start

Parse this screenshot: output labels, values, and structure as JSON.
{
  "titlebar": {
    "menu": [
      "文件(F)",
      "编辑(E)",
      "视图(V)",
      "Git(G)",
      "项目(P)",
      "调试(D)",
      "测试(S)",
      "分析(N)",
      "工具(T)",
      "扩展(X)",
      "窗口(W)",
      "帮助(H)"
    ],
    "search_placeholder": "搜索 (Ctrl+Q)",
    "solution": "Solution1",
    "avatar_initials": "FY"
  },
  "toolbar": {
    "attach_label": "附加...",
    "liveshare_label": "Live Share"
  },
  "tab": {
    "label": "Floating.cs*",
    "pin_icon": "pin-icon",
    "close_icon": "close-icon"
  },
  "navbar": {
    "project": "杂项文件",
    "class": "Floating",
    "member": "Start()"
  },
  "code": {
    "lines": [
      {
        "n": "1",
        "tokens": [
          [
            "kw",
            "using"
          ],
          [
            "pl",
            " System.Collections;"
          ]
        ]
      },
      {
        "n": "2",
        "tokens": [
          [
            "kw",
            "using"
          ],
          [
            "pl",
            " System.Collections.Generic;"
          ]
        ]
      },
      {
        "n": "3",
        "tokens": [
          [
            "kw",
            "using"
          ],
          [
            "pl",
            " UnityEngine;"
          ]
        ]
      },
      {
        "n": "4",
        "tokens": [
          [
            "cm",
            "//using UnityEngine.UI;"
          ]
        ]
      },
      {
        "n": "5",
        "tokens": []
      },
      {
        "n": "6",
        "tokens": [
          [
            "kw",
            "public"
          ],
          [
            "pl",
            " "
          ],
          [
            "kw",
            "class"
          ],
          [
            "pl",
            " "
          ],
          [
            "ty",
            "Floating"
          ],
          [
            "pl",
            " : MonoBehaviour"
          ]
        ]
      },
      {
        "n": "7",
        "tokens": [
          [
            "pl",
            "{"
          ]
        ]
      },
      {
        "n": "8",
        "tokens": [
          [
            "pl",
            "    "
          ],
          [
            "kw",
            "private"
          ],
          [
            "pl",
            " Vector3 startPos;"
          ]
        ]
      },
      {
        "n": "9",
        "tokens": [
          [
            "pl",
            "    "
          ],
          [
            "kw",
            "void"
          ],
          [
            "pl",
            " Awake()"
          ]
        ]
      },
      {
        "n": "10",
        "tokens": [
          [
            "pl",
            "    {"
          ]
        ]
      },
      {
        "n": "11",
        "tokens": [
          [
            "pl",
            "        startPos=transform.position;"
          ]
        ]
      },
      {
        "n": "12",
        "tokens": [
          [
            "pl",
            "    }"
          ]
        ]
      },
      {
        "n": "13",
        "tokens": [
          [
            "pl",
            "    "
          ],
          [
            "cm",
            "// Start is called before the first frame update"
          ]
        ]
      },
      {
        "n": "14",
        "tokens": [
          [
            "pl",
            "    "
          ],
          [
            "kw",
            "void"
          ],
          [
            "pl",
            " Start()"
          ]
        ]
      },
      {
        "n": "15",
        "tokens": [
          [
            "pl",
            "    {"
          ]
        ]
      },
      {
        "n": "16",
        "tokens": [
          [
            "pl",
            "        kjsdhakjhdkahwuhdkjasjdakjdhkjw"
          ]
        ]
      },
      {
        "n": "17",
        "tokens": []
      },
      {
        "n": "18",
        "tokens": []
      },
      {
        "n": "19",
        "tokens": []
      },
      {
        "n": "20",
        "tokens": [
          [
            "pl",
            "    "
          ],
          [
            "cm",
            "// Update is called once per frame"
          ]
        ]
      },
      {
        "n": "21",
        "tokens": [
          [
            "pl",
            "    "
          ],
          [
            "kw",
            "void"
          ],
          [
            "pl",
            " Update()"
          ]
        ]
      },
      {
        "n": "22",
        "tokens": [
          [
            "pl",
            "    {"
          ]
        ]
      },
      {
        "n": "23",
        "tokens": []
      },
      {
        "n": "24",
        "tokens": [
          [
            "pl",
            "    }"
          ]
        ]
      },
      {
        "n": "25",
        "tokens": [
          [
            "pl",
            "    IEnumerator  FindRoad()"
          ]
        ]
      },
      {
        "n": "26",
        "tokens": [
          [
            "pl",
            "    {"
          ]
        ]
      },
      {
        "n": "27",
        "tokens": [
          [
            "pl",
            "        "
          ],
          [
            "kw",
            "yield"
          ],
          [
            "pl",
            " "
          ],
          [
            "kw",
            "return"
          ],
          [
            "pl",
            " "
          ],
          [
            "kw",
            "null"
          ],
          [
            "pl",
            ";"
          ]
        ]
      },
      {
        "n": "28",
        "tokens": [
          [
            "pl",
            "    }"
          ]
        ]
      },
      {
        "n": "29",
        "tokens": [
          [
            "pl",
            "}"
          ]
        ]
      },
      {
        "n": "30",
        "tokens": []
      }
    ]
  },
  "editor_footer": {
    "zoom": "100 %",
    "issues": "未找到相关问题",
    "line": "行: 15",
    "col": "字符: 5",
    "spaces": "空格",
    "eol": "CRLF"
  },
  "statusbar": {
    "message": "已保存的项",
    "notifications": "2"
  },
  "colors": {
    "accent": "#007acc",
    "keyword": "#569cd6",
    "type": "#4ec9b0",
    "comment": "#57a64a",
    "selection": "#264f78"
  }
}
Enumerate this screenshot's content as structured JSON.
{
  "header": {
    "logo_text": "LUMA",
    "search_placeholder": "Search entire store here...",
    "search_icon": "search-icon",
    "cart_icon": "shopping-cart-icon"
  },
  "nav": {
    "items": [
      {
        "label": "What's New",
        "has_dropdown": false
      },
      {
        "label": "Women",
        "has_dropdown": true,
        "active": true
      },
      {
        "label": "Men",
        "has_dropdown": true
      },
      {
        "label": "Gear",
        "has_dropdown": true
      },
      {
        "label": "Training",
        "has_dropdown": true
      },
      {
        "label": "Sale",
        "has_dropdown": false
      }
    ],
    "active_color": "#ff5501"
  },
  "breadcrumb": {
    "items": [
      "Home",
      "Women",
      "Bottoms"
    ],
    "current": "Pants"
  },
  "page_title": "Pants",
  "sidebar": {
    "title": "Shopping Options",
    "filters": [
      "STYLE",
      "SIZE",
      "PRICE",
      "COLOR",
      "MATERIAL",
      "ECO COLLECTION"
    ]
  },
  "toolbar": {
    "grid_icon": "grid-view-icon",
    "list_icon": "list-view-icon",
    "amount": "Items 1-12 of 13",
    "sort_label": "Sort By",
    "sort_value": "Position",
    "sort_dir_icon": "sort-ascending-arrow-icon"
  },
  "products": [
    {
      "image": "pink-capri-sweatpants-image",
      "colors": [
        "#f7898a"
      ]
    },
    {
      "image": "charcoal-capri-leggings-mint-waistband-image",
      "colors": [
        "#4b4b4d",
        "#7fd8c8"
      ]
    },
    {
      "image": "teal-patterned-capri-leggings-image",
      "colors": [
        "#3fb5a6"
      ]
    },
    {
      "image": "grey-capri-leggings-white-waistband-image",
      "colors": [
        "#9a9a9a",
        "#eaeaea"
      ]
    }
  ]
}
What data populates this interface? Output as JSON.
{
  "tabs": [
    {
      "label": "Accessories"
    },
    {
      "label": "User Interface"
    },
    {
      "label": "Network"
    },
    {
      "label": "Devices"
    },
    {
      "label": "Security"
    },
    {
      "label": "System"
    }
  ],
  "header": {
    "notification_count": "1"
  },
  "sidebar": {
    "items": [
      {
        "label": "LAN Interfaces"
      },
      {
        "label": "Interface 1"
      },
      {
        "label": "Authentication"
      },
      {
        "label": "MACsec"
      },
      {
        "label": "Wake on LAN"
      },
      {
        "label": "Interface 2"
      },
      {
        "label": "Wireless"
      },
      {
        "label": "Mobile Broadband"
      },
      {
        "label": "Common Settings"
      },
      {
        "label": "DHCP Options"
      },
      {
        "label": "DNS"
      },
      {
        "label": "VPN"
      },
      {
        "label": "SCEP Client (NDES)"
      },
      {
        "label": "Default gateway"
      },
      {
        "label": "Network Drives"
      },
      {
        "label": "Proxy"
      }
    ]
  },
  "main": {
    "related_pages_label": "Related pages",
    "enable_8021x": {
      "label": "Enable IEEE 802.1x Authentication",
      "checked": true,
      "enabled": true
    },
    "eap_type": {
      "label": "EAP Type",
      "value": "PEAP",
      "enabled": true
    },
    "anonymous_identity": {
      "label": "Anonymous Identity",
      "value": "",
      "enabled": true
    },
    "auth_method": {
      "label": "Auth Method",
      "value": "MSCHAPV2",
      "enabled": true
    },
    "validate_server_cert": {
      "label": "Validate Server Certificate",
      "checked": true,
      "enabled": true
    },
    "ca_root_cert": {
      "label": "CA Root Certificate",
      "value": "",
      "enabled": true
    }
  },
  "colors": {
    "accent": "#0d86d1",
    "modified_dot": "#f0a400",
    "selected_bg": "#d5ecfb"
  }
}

end

• Stated task: Tally how many lines of the material contain the word "Floating". The answer must be the number and nothing else.

• Exercise solution: 3